======== READING PASSAGE

While I write from a particular region (Western North Carolina, Southeast Jurisdiction), my sense from conversations across the U.S. church is that a common experience is occurring. There is a heightened degree of stress among participants and distrust of leadership. The economic downturn has contributed to this (fewer church resources, greater human missional needs, increased costs in areas of health care and pension), as has decline in denominational membership and largely unnoticed but very real trends in generational giving.
Related to this is the need to lower the expectations of those participating in and dependent upon the annual conferences as systems. Thus, "plum" assignments seem to be fewer in supply, and denominational institutions that were birthed by our tradition can expect decreasing levels of support—here I am thinking of children's homes and campus ministries, colleges and seminaries, missionaries and communities for the aged.
The heightened stress can be projected onto the leadership—bishops, conference or general church staff. This must be a disorienting place to inhabit these days. These men and women have arrived in positions of influence through the affirmation and trust of their peers; they now discover an almost default suspicion, and even devaluing of their roles.

================
======== RAW DATA

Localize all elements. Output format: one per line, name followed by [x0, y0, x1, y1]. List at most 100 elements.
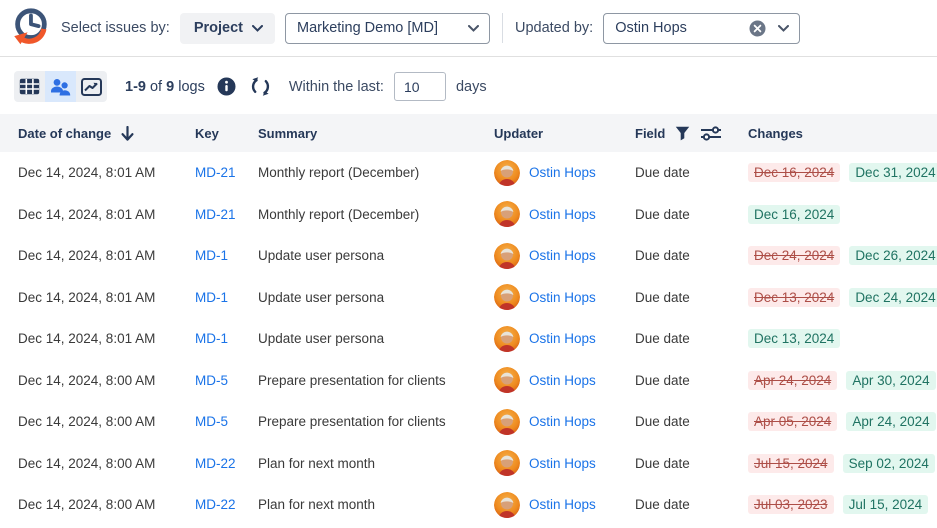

================

* **OBJECTIVE A**
According to the church leadership passage, what region does the writer write from?
* **OBJECTIVE B**
List the denominational institutions that the church leadership passage says can expect decreasing levels of support.
* **OBJECTIVE C**
Write a continuation of the church leadership passage, starting after its final sentence.
The data shown above was taken from a separate source.

* **ANSWER A**
Western North Carolina, in the Southeast Jurisdiction.

* **ANSWER B**
Children's homes, campus ministries, colleges, seminaries, missionaries, and communities for the aged.

* **ANSWER C**
Bishops are secure because of our restrictive rules, but the merger of annual conferences is a sign of the larger church's estimate of their contribution to the church's mission. General church agencies find themselves in a several-year limbo, as the church studies itself (at last count, by nine authorized or self-appointed groups). Annual conference staffs, which once mediated between the general church and council of bishops and the local church, are disappearing, apart from necessary administrative functions related to personnel, finance and property. If you think this mirrors developments in corporate culture, you are correct.
An unfortunate reality
The disappearance of these mediating structures, alongside the diminished role of the general church agencies, coincides unfortunately with a reality in most annual conferences that, with exceptions, most United Methodist congregations are not as strong as they were 10 years ago. Again, blame can be assigned to leadership (the pastors, or, by extension, the seminaries), but the factors may be beyond our own institutions: increased social mobility and dislocation; the explosion of sports cultures that have become normative for many young people and their families on weekends; a lower birth rate among Caucasian families and an as yet unwillingness to assimilate immigrant families into our mission.
Most annual conferences have not come to terms with how to deploy clergy to the "medium" size churches, which in most instances are becoming small congregations. And so the average annual conference will increasingly approximate an ecosystem of a few very large congregations and a massive number of small ones. Like the annual conference staff, the mediating structure (the middle size church) will disappear.
I am seeking to be more descriptive here than judgmental. Bishops do perform a crucial function: to teach the faith, to assign clergy, to guide the church through a chaotic time, to frame the key questions. General church staff are essential in developing resources or sustaining institutions that are beyond the scope of the local church: I am thinking about Disciple Bible Study and the Upper Room, Africa University and the United Methodist Committee on Relief, Nothing But Nets and the “Five Practices.” And annual conference staffs are often populated with very creative and conscientious men and women.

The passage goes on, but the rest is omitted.